# Given task
Can you give all the records again without altering a single character?

# Data extract
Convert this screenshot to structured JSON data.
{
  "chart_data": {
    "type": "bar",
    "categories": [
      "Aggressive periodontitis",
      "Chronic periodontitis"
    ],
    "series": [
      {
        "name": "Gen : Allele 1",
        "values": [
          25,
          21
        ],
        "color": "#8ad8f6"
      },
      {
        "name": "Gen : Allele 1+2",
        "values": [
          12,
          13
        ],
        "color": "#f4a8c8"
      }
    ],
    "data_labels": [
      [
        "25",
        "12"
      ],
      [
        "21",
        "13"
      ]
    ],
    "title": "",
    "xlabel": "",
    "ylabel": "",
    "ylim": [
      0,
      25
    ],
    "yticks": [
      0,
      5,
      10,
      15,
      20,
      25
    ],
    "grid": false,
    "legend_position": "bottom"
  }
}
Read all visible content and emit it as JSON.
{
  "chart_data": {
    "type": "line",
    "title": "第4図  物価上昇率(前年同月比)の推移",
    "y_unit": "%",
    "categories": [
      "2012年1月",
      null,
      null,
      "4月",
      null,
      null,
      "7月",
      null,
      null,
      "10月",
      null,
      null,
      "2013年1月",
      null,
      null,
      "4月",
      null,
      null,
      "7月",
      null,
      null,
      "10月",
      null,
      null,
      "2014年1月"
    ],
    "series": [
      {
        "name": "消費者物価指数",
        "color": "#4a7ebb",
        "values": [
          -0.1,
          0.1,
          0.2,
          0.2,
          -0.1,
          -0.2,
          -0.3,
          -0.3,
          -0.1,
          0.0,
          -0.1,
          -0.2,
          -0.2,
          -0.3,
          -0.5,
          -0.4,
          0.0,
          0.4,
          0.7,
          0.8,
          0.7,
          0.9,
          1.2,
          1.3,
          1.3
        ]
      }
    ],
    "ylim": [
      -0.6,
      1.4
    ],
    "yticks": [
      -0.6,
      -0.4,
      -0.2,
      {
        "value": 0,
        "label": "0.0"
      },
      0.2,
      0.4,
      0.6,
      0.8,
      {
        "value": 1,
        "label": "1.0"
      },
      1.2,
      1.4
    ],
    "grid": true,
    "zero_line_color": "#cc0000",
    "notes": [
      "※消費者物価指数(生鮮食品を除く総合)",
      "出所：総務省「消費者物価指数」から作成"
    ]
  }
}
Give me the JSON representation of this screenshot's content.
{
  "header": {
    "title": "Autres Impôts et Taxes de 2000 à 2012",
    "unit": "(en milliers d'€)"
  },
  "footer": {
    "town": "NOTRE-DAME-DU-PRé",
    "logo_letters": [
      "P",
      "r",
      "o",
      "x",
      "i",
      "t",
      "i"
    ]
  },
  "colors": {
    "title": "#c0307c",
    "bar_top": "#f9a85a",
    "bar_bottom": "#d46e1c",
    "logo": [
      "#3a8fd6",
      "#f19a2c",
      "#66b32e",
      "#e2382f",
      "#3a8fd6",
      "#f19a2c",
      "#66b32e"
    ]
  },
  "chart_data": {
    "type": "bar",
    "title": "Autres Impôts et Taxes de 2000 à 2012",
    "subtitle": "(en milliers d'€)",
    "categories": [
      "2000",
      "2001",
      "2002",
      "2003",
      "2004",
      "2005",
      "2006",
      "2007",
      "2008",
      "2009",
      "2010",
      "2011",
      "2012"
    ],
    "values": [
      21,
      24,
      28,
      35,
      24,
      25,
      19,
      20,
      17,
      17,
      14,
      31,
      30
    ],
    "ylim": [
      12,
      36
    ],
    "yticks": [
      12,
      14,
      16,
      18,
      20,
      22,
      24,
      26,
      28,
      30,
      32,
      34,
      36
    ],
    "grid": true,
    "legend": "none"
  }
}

# Task output
Convert this screenshot to structured JSON data.
{
  "chart_data": {
    "type": "bar",
    "categories": [
      "Aggressive periodontitis",
      "Chronic periodontitis"
    ],
    "series": [
      {
        "name": "Gen : Allele 1",
        "values": [
          25,
          21
        ],
        "color": "#8ad8f6"
      },
      {
        "name": "Gen : Allele 1+2",
        "values": [
          12,
          13
        ],
        "color": "#f4a8c8"
      }
    ],
    "data_labels": [
      [
        "25",
        "12"
      ],
      [
        "21",
        "13"
      ]
    ],
    "title": "",
    "xlabel": "",
    "ylabel": "",
    "ylim": [
      0,
      25
    ],
    "yticks": [
      0,
      5,
      10,
      15,
      20,
      25
    ],
    "grid": false,
    "legend_position": "bottom"
  }
}
Read all visible content and emit it as JSON.
{
  "chart_data": {
    "type": "line",
    "title": "第4図  物価上昇率(前年同月比)の推移",
    "y_unit": "%",
    "categories": [
      "2012年1月",
      null,
      null,
      "4月",
      null,
      null,
      "7月",
      null,
      null,
      "10月",
      null,
      null,
      "2013年1月",
      null,
      null,
      "4月",
      null,
      null,
      "7月",
      null,
      null,
      "10月",
      null,
      null,
      "2014年1月"
    ],
    "series": [
      {
        "name": "消費者物価指数",
        "color": "#4a7ebb",
        "values": [
          -0.1,
          0.1,
          0.2,
          0.2,
          -0.1,
          -0.2,
          -0.3,
          -0.3,
          -0.1,
          0.0,
          -0.1,
          -0.2,
          -0.2,
          -0.3,
          -0.5,
          -0.4,
          0.0,
          0.4,
          0.7,
          0.8,
          0.7,
          0.9,
          1.2,
          1.3,
          1.3
        ]
      }
    ],
    "ylim": [
      -0.6,
      1.4
    ],
    "yticks": [
      -0.6,
      -0.4,
      -0.2,
      {
        "value": 0,
        "label": "0.0"
      },
      0.2,
      0.4,
      0.6,
      0.8,
      {
        "value": 1,
        "label": "1.0"
      },
      1.2,
      1.4
    ],
    "grid": true,
    "zero_line_color": "#cc0000",
    "notes": [
      "※消費者物価指数(生鮮食品を除く総合)",
      "出所：総務省「消費者物価指数」から作成"
    ]
  }
}
Give me the JSON representation of this screenshot's content.
{
  "header": {
    "title": "Autres Impôts et Taxes de 2000 à 2012",
    "unit": "(en milliers d'€)"
  },
  "footer": {
    "town": "NOTRE-DAME-DU-PRé",
    "logo_letters": [
      "P",
      "r",
      "o",
      "x",
      "i",
      "t",
      "i"
    ]
  },
  "colors": {
    "title": "#c0307c",
    "bar_top": "#f9a85a",
    "bar_bottom": "#d46e1c",
    "logo": [
      "#3a8fd6",
      "#f19a2c",
      "#66b32e",
      "#e2382f",
      "#3a8fd6",
      "#f19a2c",
      "#66b32e"
    ]
  },
  "chart_data": {
    "type": "bar",
    "title": "Autres Impôts et Taxes de 2000 à 2012",
    "subtitle": "(en milliers d'€)",
    "categories": [
      "2000",
      "2001",
      "2002",
      "2003",
      "2004",
      "2005",
      "2006",
      "2007",
      "2008",
      "2009",
      "2010",
      "2011",
      "2012"
    ],
    "values": [
      21,
      24,
      28,
      35,
      24,
      25,
      19,
      20,
      17,
      17,
      14,
      31,
      30
    ],
    "ylim": [
      12,
      36
    ],
    "yticks": [
      12,
      14,
      16,
      18,
      20,
      22,
      24,
      26,
      28,
      30,
      32,
      34,
      36
    ],
    "grid": true,
    "legend": "none"
  }
}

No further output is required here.